_TEKS HALAMAN_
-.-.-

4.5.2  Ahludz Dzimmah (Orang Kafir yang Berada di Wilayah Pemerintahan Islam)

Ketentuan-ketentuan tersebut di atas meliputi seluruh ahli kitab di mana saja mereka berada. Tetapi untuk mereka yang berada di bawah naungan pemerintahan Islam ada satu tempat khusus. Mereka ini dalam istilah yang dipakai ummat Islam dinamakan Ahludz Dzimmah. Dzimmah itu sendiri artinya: perjanjian.

    Kata-kata ini memberikan suatu isyarat, bahawa mereka itu mendapat perjanjian Allah, Nabi dan jama'atul muslimin untuk hidup di bawah naungan Islam dengan aman dan tenteram.

    Mereka ini dalam istilah sekarang disebut Warga Negara dalam suatu negara Islam.

    Seluruh ummat Islam dari dahulu sampai sekarang sudah sepakat, bahawa apa yang bermanfaat buat mereka bermanfaat juga bagi ummat Islam dan apa yang membahayakan mereka, berbahaya juga bagi ummat Islam. Kecuali masalah keyakinan dan urusan agama, maka Islam berlepas diri dari mereka berikut cara-cara persembahannya.

    Rasulullah s.a.w. memperkeras wasiatnya tentang masalah ahli kitab ini, dengan suatu ancaman siapa yang menentangnya akan mendapat murka dan siksaan Allah.

    Seperti tersebut dalam salah satu hadisnya yang berbunyi sebagai berikut: "Barangsiapa mengganggu seorang kafir dzimmi, maka sungguh ia mengganggu saya, dan barangsiapa mengganggu saya, maka sungguh ia mengganggu Allah." (Riwayat Thabarani)

    "Barangsiapa mengganggu seorang kafir dzimmi, maka saya adalah musuhnya, dan barangsiapa memusuhi saya, maka akan saya musuhinya nanti di hari kiamat." (Riwayat al-Khatib)

    "Barangsiapa berlaku zalim kepada seorang kafir 'ahdi, atau mengurangi haknya, atau memberi beban melebihi kemampuannya, atau mengambil sesuatu daripadanya dengan niat yang tidak baik, maka saya adalah pembelanya nanti di hari kiamat." (Riwayat Abu Daud)

    Para khalifah Nabi telah melaksanakan perlindungan hak dan kehormatan ini terhadap warga negara yang bukan beragama Islam. Dan diperkuat pula oleh para ahli fiqih dalam berbagai madzhab.

    Seorang ahli fiqih Maliki Syihabuddin al-Qarafi mengatakan: "Perjanjian perlindungan adalah menentukan hak yang harus kita patuhinya kerana sesungguhnya mereka itu berada di samping kita, dalam perlindungan kita, dalam perjanjian kita, dalam perjanjian Allah, dalam perjanjian Rasulullah dan dalam perjanjian Islam. Oleh kerana itu barangsiapa mengganggu mereka kendati dengan sepatah kata yang tidak baik, atau dengan mengumpat yang menodai kehormatan mereka, atau macam gangguan apapun atau membantu perbuatan tersebut, maka sungguh ia telah mengenyampingkan perjanjian Allah, perjanjian Rasulullah dan perjanjian Agama Islam."

-.-.-

_DAFTAR TUGAS_
1. Jawab pertanyaan berikut berdasarkan teks tentang Ahludz Dzimmah:
(a) Apa arti kata "dzimmah"?
(b) Dalam istilah sekarang, Ahludz Dzimmah disebut apa?
(c) Syihabuddin al-Qarafi adalah ahli fiqih dari madzhab apa?
2. Kutip persis bagian teks tentang Ahludz Dzimmah, mulai dari "Seluruh ummat Islam" sampai dengan "dan siksaan Allah.".
Materi sesudah teks ini merupakan bahan tersendiri.

_BARIS DATA_
-.-.-

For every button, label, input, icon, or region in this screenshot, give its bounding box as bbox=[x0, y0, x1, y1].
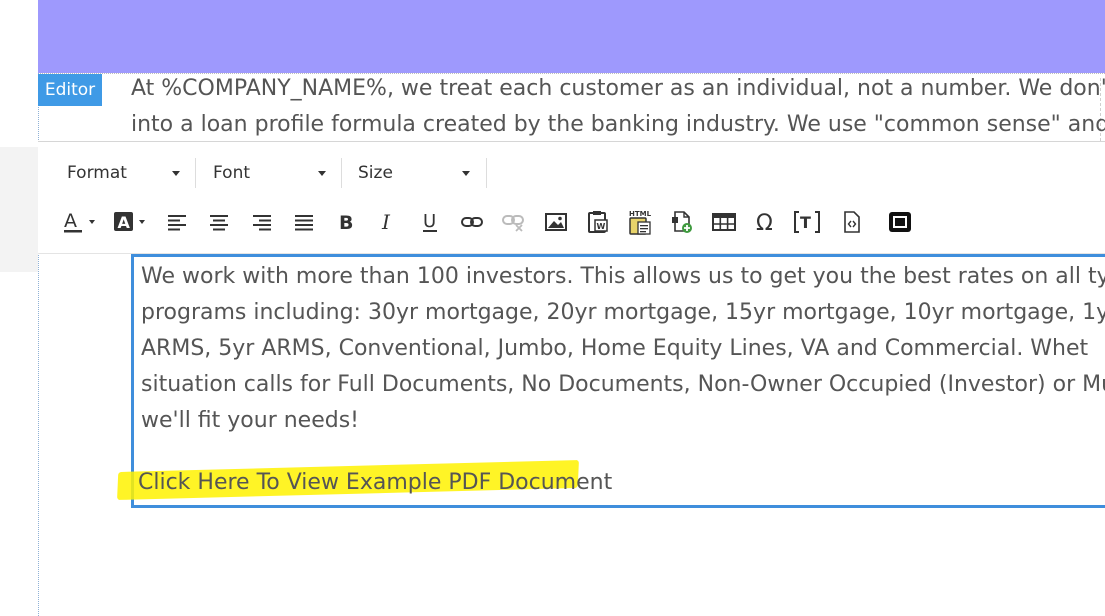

-.-.-

_HASIL TUGAS_
1.
(a) Perjanjian.
(b) Warga Negara dalam suatu negara Islam.
(c) Maliki.

2.
Seluruh ummat Islam dari dahulu sampai sekarang sudah sepakat, bahawa apa yang bermanfaat buat mereka bermanfaat juga bagi ummat Islam dan apa yang membahayakan mereka, berbahaya juga bagi ummat Islam. Kecuali masalah keyakinan dan urusan agama, maka Islam berlepas diri dari mereka berikut cara-cara persembahannya.

    Rasulullah s.a.w. memperkeras wasiatnya tentang masalah ahli kitab ini, dengan suatu ancaman siapa yang menentangnya akan mendapat murka dan siksaan Allah.